In the listing below, locate the lines that hold the string "JSON". Copy those lines.
╭──
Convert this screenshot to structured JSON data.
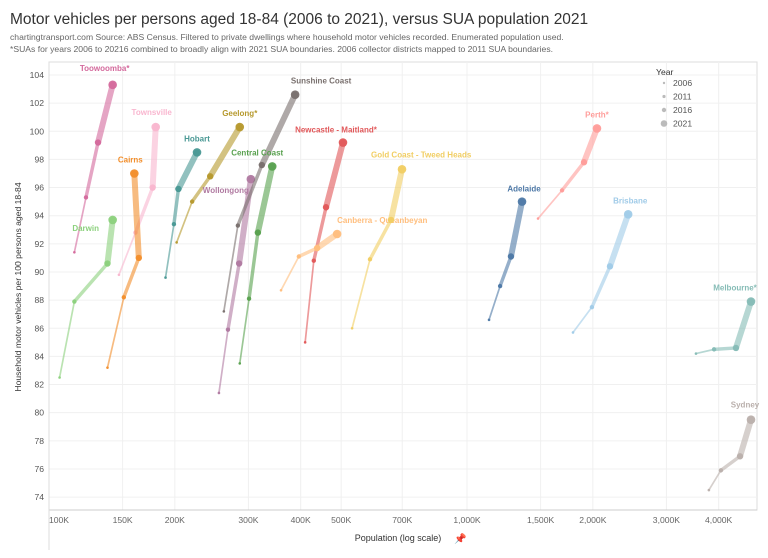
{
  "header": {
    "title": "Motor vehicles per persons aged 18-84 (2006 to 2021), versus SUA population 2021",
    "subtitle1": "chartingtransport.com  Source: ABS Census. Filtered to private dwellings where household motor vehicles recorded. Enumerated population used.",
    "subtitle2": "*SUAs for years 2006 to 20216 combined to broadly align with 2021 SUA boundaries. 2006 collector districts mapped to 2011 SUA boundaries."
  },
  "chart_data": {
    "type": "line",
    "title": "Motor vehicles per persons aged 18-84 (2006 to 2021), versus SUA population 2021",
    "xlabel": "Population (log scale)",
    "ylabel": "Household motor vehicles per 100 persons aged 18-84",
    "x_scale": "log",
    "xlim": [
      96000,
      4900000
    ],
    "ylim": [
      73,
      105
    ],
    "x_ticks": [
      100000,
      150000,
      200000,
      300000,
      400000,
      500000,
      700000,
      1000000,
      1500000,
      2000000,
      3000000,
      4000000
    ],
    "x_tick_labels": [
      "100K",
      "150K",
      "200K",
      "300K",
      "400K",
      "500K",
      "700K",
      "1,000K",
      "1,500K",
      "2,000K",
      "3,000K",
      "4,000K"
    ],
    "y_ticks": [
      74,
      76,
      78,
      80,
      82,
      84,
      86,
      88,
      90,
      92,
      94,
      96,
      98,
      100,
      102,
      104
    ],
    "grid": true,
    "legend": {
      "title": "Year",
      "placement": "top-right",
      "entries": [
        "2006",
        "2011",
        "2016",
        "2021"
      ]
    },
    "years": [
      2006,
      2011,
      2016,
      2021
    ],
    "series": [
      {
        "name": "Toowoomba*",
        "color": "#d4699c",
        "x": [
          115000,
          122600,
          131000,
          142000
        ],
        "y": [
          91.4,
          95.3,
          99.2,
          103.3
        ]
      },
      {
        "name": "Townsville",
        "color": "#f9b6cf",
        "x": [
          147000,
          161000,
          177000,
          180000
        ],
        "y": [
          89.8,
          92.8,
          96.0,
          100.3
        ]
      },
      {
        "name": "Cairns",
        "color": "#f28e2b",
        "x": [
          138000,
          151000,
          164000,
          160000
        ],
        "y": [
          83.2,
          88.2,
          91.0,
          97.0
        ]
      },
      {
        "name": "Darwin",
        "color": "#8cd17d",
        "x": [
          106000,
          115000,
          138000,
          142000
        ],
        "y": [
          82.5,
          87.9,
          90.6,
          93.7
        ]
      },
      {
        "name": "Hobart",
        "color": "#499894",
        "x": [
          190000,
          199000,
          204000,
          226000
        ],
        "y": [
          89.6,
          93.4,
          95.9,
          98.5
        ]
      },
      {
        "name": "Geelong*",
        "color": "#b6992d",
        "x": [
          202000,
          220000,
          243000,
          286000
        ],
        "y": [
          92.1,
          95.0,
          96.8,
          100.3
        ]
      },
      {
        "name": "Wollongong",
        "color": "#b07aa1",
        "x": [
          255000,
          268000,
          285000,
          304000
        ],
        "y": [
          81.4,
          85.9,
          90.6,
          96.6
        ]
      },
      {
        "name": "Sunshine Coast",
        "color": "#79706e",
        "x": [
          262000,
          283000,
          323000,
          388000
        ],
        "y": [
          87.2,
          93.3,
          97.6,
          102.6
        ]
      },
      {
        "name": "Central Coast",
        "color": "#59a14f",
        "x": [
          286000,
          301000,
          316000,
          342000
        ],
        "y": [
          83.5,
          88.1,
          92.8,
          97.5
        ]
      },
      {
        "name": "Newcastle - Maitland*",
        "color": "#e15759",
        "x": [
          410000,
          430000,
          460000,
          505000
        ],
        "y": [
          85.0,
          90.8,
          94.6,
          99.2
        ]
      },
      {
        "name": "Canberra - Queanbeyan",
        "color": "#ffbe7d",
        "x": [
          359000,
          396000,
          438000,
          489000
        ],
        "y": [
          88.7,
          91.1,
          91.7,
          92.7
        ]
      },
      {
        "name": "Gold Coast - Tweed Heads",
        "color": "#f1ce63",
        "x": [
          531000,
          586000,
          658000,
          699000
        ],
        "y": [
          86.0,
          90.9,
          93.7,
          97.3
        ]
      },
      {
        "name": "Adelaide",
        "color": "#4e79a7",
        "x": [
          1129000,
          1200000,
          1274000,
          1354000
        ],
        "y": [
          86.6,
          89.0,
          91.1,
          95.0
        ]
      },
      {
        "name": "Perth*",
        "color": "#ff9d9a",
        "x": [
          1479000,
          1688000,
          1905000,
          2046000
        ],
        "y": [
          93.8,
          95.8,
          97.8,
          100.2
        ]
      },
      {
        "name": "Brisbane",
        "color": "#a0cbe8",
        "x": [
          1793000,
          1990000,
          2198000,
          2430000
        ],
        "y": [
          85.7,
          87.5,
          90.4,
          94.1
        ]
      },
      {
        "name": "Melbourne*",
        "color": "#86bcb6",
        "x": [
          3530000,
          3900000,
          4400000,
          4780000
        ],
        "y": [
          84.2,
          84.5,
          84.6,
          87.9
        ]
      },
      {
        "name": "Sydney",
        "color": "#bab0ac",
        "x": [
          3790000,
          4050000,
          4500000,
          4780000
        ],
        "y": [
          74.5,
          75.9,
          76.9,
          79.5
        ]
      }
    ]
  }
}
╰──
╭──
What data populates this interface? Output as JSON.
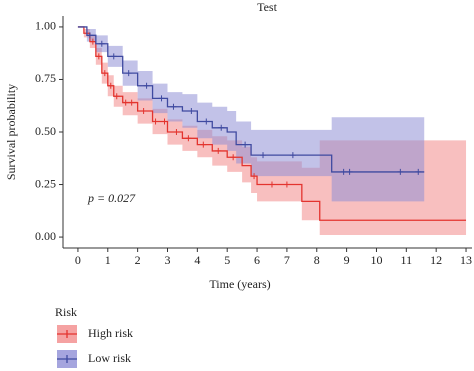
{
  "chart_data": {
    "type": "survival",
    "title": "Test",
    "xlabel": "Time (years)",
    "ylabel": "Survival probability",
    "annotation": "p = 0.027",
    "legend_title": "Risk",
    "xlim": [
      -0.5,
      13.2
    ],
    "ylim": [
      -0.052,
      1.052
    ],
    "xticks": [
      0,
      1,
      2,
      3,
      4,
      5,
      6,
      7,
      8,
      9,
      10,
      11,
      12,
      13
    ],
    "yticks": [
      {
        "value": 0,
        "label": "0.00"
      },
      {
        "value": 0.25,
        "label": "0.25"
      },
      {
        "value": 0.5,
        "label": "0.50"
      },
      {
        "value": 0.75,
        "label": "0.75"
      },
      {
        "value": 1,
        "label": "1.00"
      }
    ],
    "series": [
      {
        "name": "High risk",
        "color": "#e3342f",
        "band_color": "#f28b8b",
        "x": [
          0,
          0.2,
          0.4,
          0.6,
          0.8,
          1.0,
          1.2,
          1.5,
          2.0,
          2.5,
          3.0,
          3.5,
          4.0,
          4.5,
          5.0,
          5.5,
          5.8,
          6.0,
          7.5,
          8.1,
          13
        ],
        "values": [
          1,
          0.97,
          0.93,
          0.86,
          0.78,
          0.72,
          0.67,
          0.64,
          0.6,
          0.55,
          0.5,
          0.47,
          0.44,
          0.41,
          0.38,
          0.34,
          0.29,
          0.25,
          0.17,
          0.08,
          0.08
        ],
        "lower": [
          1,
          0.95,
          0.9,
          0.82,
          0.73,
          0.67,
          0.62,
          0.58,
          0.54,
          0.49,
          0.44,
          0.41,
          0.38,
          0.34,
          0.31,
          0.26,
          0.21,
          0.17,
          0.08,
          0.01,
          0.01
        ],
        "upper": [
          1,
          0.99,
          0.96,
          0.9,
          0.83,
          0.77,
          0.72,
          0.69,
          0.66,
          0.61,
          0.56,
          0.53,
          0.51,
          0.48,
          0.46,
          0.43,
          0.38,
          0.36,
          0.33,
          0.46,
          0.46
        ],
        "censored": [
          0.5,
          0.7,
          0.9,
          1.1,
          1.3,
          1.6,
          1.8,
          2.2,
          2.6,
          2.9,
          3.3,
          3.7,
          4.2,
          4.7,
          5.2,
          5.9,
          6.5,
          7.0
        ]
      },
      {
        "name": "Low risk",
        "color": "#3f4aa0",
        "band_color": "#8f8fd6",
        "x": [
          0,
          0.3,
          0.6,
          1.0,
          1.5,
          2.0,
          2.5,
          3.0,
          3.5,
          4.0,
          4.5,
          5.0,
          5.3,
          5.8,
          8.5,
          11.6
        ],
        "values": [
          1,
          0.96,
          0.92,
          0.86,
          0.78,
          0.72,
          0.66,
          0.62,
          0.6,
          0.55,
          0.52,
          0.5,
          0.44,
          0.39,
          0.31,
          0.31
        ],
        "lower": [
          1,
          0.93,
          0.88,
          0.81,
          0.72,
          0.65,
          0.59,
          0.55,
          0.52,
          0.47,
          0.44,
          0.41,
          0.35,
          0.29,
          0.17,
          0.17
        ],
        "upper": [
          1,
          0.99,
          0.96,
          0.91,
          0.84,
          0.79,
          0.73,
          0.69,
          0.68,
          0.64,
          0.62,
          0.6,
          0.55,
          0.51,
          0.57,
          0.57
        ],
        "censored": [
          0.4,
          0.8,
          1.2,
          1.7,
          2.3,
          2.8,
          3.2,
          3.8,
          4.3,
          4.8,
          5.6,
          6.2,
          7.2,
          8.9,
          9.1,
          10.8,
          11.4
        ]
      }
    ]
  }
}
╰──
# ANSWER TO THE PROBLEM:
Convert this screenshot to structured JSON data.
What data populates this interface? Output as JSON.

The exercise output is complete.